── Extrait du document ──
Des voix : D'accord.

(La motion est adoptée, et le rapport est adopté.)

(1420)

[Traduction]

L'armistice de Moudania

Interpellation—Suite du débat

L'ordre du jour appelle :

Reprise du débat sur l'interpellation de l'honorable sénatrice Cools, attirant l'attention du Sénat, en cette année qui marque le centenaire du début des hostilités de la Grande Guerre de 1914-1918, sur le 11 novembre, connu de tous sous le nom de Jour du Souvenir, journée de deuil national et collectif, journée de commémoration et d'hommage à tous ceux qui ont combattu et sont tombés au service de Dieu, du roi et de leur pays et dont nous saluons l'ultime sacrifice par des actes à la fois individuels et collectifs de prière et de commémoration à l'occasion desquels nous nous arrêtons un instant et penchons la tête dans un recueillement sacré à la onzième heure du onzième jour du onzième mois en l'honneur de tous ceux qui ont tant donné d'eux-mêmes; et :

Sur deux soldats et êtres humains exceptionnels, qui se sont combattus dans la Grande Guerre, deux généraux distingués et militaires accomplis, à savoir le général Charles Harington, commandant en chef britannique de l'occupation alliée à Constantinople, et le général Mustafa Kemal, commandant des forces turques dans leur intrépide résistance au traité de Sèvres qui démembrait leurs terres en vue de les donner à certains des alliés qui les convoitaient; sur leurs troupes rassemblées, prêtes au combat et attendant les ordres pour lancer les hostilités à Chanak, sur les Dardanelles, en octobre 1922, et sur le destin qui les a fait se rencontrer là; sur leur détermination à éviter un bain de sang inutile, leur remarquable contribution à la paix turco-britannique et mondiale et leur volonté d'épargner à leurs soldats la mort dans une folle aventure en négociant et en signant, dans l'honneur et la justice pour tous, l'armistice de Moudania le 11 octobre 1922; et sur, Andrew Bonar Law, qui est né au Canada, qui est devenu premier ministre britannique de Grande-Bretagne le 23 octobre 1922, qui a servi pendant sept mois et est décédé le 30 octobre 1923, et sur son engagement ferme en faveur de la paix turco-britannique dans ce que les Britanniques, les Dominions et les Canadiens ont appelé l'affaire de Chanak.

L'honorable Yonah Martin (leader adjointe du gouvernement) : Je propose l'ajournement du débat.

(Sur la motion de la sénatrice Martin, le débat est ajourné.)
───
Recopiez à l'identique le passage de l'extrait sur l'armistice de Moudania qui va de « L'honorable Yonah Martin » jusqu'à « débat est ajourné.) » inclus.
── Items répertoriés ──
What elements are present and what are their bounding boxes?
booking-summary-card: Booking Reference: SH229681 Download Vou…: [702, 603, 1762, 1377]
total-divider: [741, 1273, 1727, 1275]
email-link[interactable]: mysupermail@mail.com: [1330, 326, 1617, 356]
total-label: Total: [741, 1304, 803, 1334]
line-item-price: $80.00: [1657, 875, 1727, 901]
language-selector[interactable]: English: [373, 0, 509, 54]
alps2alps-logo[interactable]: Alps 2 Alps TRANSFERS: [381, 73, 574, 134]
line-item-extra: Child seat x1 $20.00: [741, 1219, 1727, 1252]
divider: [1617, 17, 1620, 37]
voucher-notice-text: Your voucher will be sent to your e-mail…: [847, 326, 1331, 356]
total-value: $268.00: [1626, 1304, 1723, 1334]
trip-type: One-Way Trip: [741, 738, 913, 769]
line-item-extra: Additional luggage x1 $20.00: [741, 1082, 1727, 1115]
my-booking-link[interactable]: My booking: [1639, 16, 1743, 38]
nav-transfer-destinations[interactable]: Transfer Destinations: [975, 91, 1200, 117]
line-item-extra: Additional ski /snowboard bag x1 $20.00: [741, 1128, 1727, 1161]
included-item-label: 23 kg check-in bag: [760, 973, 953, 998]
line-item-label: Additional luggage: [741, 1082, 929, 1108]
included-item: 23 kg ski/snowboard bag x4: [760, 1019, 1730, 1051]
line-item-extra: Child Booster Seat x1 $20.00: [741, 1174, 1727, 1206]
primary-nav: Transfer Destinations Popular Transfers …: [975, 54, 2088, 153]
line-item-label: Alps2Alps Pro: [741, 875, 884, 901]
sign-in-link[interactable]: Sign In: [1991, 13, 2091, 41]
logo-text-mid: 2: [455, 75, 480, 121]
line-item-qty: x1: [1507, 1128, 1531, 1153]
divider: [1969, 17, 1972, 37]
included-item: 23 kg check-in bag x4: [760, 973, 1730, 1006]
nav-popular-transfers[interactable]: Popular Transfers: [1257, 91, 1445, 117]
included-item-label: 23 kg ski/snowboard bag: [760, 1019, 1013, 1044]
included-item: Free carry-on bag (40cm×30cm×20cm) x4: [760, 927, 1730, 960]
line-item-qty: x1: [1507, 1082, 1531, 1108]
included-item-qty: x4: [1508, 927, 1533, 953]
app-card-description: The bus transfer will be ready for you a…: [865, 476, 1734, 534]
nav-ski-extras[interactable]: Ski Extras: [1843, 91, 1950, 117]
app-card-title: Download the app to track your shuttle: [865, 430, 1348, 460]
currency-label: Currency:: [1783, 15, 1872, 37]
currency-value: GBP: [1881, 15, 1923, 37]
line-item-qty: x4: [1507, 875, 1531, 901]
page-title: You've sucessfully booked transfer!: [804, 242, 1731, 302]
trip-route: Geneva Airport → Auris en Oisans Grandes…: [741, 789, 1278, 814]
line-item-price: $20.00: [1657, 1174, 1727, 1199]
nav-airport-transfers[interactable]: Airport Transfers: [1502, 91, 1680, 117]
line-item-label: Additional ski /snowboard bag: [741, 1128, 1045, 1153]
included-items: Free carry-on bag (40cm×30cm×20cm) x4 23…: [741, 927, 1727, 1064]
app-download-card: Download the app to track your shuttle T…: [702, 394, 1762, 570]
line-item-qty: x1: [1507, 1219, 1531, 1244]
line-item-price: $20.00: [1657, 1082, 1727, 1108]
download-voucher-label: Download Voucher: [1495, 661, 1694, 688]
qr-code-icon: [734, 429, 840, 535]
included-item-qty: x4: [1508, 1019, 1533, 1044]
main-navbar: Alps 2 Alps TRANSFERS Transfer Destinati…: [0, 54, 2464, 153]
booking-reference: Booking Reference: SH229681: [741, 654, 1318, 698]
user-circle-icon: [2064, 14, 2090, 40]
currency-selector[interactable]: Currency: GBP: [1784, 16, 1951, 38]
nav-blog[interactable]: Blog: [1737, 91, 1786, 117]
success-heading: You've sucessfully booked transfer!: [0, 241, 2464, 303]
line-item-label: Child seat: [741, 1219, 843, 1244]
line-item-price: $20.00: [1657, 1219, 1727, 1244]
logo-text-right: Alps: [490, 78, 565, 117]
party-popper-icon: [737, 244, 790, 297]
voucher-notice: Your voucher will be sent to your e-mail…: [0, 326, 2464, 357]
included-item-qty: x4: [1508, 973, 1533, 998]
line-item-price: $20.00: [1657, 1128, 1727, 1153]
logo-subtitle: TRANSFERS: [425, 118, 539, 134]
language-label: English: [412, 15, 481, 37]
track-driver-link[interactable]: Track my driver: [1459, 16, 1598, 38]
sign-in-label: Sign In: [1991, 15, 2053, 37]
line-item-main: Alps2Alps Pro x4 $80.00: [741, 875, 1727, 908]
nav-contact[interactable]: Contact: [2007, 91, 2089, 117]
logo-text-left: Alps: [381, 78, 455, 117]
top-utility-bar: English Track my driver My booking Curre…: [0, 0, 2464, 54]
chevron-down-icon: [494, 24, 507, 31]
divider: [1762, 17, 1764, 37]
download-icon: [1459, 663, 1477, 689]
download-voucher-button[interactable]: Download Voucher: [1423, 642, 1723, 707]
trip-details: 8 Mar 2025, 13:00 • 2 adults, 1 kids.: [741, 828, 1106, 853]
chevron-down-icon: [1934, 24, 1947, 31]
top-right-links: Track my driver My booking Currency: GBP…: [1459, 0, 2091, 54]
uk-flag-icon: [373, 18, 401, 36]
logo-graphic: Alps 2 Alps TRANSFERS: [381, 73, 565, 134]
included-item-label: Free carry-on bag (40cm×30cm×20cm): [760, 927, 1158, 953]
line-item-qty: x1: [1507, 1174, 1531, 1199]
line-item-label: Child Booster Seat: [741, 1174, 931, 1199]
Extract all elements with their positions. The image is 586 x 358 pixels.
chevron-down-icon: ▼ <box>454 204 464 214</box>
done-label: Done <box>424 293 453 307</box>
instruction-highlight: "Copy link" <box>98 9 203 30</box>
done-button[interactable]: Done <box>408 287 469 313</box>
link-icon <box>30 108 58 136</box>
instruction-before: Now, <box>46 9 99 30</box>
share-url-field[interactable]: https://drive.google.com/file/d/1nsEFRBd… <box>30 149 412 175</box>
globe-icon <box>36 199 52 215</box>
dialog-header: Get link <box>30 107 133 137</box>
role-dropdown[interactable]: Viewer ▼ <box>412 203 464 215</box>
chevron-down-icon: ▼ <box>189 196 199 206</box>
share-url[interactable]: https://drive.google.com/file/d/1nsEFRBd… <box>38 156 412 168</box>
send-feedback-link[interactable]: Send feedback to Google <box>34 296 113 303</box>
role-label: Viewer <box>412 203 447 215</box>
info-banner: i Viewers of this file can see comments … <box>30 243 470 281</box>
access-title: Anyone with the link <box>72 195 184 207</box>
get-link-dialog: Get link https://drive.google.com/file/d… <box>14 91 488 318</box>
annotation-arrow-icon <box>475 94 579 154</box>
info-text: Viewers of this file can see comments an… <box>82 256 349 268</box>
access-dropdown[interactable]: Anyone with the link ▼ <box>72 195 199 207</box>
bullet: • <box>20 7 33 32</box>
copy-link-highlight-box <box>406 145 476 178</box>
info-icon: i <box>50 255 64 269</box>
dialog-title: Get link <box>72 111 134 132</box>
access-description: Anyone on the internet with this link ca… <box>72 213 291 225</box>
───
Solution proposée
L'honorable Yonah Martin (leader adjointe du gouvernement) : Je propose l'ajournement du débat.

(Sur la motion de la sénatrice Martin, le débat est ajourné.)